Reproduce all the lines exactly as they stand, apart from the pictures.

:: Data shown ::

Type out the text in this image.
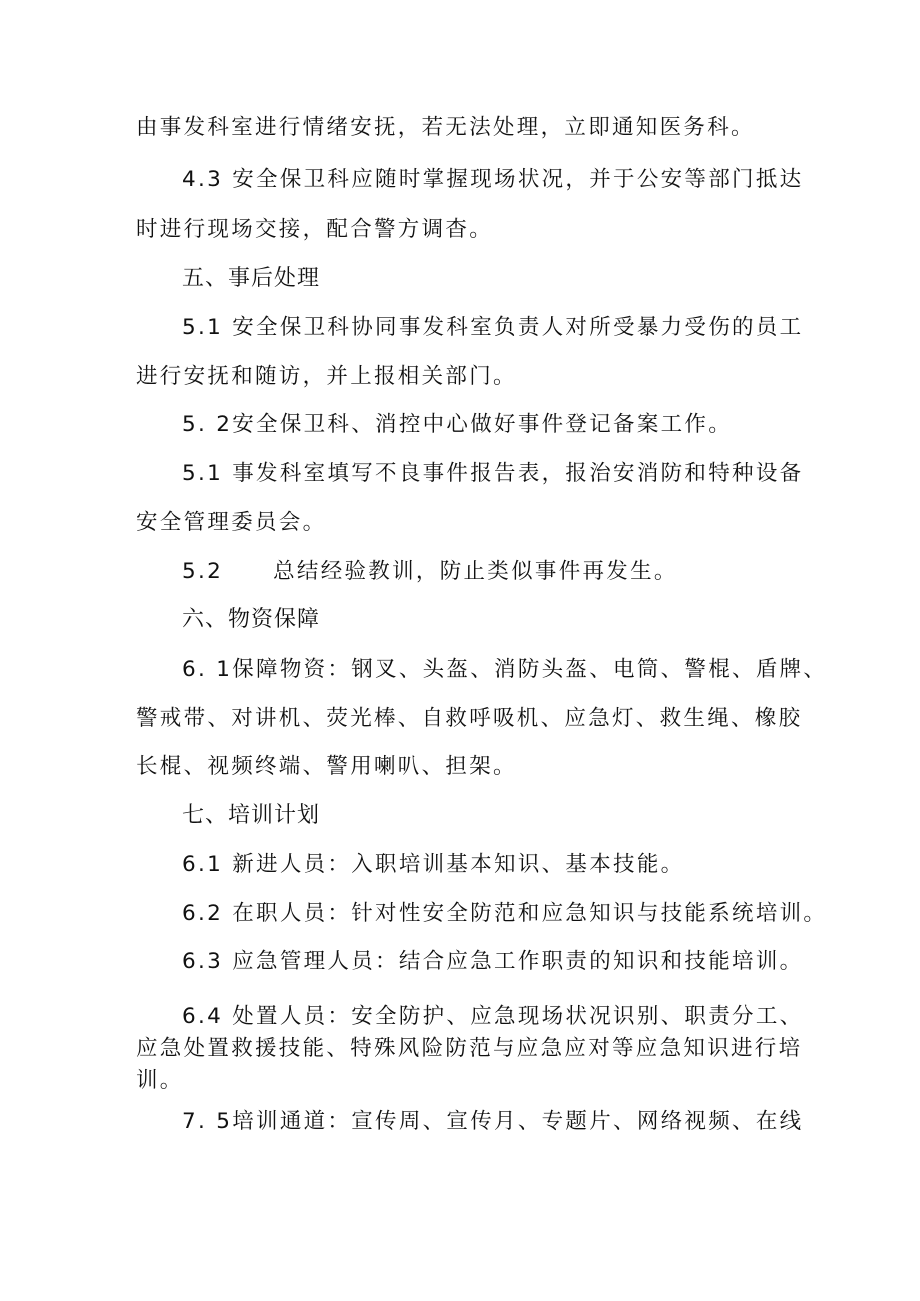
由事发科室进行情绪安抚，若无法处理，立即通知医务科。
4.3 安全保卫科应随时掌握现场状况，并于公安等部门抵达
时进行现场交接，配合警方调杳。
五、事后处理
5.1 安全保卫科协同事发科室负责人对所受暴力受伤的员工
进行安抚和随访，并上报相关部门。
5. 2安全保卫科、消控中心做好事件登记备案工作。
5.1 事发科室填写不良事件报告表，报治安消防和特种设备
安全管理委员会。
5.2 总结经验教训，防止类似事件再发生。
六、物资保障
6. 1保障物资：钢叉、头盔、消防头盔、电筒、警棍、盾牌、
警戒带、对讲机、荧光棒、自救呼吸机、应急灯、救生绳、橡胶
长棍、视频终端、警用喇叭、担架。
七、培训计划
6.1 新进人员：入职培训基本知识、基本技能。
6.2 在职人员：针对性安全防范和应急知识与技能系统培训。
6.3 应急管理人员：结合应急工作职责的知识和技能培训。
6.4 处置人员：安全防护、应急现场状况识别、职责分工、
应急处置救援技能、特殊风险防范与应急应对等应急知识进行培
训。
7. 5培训通道：宣传周、宣传月、专题片、网络视频、在线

:::

- [Exercise response]
Type out the text in this image.
由事发科室进行情绪安抚，若无法处理，立即通知医务科。
4.3 安全保卫科应随时掌握现场状况，并于公安等部门抵达
时进行现场交接，配合警方调杳。
五、事后处理
5.1 安全保卫科协同事发科室负责人对所受暴力受伤的员工
进行安抚和随访，并上报相关部门。
5. 2安全保卫科、消控中心做好事件登记备案工作。
5.1 事发科室填写不良事件报告表，报治安消防和特种设备
安全管理委员会。
5.2 总结经验教训，防止类似事件再发生。
六、物资保障
6. 1保障物资：钢叉、头盔、消防头盔、电筒、警棍、盾牌、
警戒带、对讲机、荧光棒、自救呼吸机、应急灯、救生绳、橡胶
长棍、视频终端、警用喇叭、担架。
七、培训计划
6.1 新进人员：入职培训基本知识、基本技能。
6.2 在职人员：针对性安全防范和应急知识与技能系统培训。
6.3 应急管理人员：结合应急工作职责的知识和技能培训。
6.4 处置人员：安全防护、应急现场状况识别、职责分工、
应急处置救援技能、特殊风险防范与应急应对等应急知识进行培
训。
7. 5培训通道：宣传周、宣传月、专题片、网络视频、在线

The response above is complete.